STATED PROBLEM :: Extract all lines from the data beneath that include the word "BENC".

==== EXTRACTED RECORDS ====

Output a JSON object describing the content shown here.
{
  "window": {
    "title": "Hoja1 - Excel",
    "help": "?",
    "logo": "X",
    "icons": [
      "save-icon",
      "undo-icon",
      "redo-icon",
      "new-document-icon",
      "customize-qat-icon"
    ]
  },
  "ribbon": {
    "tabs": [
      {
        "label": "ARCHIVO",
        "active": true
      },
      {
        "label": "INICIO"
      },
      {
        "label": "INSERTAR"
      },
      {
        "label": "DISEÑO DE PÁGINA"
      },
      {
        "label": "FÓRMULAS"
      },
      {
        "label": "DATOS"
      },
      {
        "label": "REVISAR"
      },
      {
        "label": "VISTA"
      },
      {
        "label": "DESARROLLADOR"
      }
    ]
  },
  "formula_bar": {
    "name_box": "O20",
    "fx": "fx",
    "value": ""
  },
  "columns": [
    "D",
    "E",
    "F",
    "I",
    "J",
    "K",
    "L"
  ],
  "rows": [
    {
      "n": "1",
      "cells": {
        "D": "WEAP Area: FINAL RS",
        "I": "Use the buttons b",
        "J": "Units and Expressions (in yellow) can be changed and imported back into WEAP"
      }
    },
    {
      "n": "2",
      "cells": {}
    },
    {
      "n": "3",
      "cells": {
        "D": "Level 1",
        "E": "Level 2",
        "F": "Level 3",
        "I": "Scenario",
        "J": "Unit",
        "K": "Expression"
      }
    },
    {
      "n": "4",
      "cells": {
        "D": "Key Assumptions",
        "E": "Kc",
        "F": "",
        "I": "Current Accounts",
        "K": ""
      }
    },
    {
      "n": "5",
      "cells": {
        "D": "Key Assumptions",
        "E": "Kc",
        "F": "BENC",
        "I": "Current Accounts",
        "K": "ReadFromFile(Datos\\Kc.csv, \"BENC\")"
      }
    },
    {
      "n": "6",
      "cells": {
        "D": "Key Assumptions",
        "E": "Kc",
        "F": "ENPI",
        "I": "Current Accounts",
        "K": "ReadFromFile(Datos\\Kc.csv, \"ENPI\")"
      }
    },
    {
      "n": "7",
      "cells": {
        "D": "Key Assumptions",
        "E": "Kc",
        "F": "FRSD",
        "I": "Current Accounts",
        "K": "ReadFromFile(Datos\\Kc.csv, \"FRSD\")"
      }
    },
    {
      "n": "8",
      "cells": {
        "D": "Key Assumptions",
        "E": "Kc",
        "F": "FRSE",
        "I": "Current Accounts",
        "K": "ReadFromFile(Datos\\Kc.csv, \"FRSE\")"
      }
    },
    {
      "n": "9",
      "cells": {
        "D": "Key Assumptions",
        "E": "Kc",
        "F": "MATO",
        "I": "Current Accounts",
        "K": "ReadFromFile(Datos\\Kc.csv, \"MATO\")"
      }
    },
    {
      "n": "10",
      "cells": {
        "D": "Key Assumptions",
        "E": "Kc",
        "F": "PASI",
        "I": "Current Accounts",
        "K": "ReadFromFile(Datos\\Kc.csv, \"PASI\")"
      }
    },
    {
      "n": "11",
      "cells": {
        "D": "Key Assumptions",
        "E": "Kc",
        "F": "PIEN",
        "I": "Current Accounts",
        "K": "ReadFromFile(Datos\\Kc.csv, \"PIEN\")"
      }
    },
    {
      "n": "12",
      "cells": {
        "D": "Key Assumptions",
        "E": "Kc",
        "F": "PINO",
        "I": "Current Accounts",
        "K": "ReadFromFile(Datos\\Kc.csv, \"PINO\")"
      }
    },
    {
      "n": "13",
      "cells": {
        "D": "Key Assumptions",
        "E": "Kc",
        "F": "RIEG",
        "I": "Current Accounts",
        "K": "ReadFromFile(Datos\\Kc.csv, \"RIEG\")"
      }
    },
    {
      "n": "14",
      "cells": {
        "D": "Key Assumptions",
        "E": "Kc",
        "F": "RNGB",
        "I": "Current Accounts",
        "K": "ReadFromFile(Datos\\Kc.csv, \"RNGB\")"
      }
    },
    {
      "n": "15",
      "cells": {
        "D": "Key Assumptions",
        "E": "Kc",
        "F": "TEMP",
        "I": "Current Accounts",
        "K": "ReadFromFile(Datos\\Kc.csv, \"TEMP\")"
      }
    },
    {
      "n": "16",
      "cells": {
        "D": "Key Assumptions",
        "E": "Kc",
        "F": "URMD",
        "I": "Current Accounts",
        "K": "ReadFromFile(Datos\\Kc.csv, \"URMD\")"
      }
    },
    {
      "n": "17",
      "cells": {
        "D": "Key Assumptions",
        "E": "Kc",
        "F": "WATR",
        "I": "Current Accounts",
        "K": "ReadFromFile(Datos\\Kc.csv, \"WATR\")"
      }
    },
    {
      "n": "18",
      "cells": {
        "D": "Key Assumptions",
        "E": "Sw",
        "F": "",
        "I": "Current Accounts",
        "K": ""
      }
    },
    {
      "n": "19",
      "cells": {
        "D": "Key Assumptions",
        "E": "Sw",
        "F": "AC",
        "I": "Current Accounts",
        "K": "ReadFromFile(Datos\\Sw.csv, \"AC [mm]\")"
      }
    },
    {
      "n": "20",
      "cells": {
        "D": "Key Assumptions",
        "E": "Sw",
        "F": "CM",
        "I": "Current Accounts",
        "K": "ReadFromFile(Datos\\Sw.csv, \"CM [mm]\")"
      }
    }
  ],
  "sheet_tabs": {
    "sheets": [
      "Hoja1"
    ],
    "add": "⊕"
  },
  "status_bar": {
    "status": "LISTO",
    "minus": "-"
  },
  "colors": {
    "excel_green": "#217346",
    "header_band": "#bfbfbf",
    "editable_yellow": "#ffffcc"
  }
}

====

RESPONSE BELOW ::
        "F": "BENC",
        "K": "ReadFromFile(Datos\\Kc.csv, \"BENC\")"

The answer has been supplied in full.